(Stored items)
+ + +

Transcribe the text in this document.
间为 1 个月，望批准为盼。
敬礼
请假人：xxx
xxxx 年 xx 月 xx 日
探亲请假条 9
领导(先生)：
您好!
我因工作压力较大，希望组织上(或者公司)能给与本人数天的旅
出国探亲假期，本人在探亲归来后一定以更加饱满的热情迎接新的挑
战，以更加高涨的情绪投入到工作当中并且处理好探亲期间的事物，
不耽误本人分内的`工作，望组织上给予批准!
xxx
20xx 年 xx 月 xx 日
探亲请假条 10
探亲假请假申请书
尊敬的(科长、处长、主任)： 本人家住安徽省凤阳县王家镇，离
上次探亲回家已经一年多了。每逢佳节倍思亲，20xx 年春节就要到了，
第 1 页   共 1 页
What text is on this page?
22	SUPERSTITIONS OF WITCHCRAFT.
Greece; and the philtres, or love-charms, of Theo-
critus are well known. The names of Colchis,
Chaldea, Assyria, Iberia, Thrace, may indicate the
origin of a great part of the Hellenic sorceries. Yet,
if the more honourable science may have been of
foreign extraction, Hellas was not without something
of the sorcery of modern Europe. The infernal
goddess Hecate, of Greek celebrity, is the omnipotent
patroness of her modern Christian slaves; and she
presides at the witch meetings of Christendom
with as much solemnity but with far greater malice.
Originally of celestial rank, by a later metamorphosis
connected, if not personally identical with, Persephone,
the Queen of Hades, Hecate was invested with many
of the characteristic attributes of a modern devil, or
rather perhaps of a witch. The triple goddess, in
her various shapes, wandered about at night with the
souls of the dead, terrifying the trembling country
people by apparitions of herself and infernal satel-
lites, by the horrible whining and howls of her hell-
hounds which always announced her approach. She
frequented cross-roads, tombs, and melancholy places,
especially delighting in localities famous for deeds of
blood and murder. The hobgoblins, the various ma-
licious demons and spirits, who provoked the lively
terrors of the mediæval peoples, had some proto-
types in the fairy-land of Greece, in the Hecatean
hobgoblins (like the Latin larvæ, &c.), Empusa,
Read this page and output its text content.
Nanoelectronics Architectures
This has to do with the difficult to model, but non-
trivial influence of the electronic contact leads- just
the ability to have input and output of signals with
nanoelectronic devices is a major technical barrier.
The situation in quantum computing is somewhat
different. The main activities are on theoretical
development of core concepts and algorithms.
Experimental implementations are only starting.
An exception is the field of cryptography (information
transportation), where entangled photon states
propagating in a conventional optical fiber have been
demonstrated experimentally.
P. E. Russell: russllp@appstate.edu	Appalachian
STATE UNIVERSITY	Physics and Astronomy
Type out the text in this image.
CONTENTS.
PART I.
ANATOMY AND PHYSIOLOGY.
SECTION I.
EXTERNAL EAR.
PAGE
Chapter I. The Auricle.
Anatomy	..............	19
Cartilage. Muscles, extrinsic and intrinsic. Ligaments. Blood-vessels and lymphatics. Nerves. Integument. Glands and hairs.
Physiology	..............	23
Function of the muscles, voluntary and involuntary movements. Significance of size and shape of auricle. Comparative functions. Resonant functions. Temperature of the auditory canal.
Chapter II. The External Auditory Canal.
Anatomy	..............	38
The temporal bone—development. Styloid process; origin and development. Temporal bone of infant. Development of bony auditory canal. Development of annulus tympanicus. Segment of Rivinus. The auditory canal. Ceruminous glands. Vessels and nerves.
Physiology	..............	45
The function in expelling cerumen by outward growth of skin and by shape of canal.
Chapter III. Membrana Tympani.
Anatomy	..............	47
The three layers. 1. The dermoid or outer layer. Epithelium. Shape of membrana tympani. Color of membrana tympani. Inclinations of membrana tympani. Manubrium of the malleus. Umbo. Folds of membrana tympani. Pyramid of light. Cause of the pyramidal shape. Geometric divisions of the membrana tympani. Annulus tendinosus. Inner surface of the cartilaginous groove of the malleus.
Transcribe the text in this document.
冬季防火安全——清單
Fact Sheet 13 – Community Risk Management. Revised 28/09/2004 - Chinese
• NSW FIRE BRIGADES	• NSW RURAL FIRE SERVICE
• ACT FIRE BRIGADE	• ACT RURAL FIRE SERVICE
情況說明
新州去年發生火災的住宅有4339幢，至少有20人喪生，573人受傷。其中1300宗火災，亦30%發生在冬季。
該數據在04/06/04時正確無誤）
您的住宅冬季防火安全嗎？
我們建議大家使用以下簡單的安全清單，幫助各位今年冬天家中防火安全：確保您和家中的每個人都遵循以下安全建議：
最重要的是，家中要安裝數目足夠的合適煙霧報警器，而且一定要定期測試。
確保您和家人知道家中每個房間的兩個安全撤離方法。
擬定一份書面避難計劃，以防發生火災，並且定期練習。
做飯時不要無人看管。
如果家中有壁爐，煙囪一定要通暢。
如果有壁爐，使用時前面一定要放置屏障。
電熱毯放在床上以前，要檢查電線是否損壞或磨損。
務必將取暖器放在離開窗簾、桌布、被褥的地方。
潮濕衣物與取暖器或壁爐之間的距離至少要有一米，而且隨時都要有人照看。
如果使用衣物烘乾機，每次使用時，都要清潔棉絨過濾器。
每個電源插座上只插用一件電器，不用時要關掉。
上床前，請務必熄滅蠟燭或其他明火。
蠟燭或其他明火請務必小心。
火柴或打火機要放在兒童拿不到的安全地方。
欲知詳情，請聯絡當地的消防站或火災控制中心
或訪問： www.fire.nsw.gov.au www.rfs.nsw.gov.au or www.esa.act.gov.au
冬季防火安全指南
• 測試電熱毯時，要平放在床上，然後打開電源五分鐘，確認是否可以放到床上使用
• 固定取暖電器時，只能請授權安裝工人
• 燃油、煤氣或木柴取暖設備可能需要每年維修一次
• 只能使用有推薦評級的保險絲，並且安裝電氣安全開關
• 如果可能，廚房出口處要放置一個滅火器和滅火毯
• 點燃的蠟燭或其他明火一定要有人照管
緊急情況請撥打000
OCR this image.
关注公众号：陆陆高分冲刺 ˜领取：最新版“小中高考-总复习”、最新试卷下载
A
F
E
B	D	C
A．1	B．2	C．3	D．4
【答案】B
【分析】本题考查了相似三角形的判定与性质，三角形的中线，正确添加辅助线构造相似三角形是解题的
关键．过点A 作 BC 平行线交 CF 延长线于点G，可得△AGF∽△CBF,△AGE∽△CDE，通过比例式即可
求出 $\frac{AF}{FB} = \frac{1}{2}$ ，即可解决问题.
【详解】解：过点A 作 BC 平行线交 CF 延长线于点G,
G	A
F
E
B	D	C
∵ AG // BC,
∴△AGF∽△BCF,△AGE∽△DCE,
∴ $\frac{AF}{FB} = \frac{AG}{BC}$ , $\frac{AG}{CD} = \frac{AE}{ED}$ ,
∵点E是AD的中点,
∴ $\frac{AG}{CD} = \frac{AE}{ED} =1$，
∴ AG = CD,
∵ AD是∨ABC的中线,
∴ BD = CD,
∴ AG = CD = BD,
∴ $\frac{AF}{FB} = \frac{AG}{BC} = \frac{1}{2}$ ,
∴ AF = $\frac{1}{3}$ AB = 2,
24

+ + +

**Requirement**
Above are the records. Identify each line that contains the word "Chapter".

**Right answer**
Chapter I. The Auricle.
Chapter II. The External Auditory Canal.
Chapter III. Membrana Tympani.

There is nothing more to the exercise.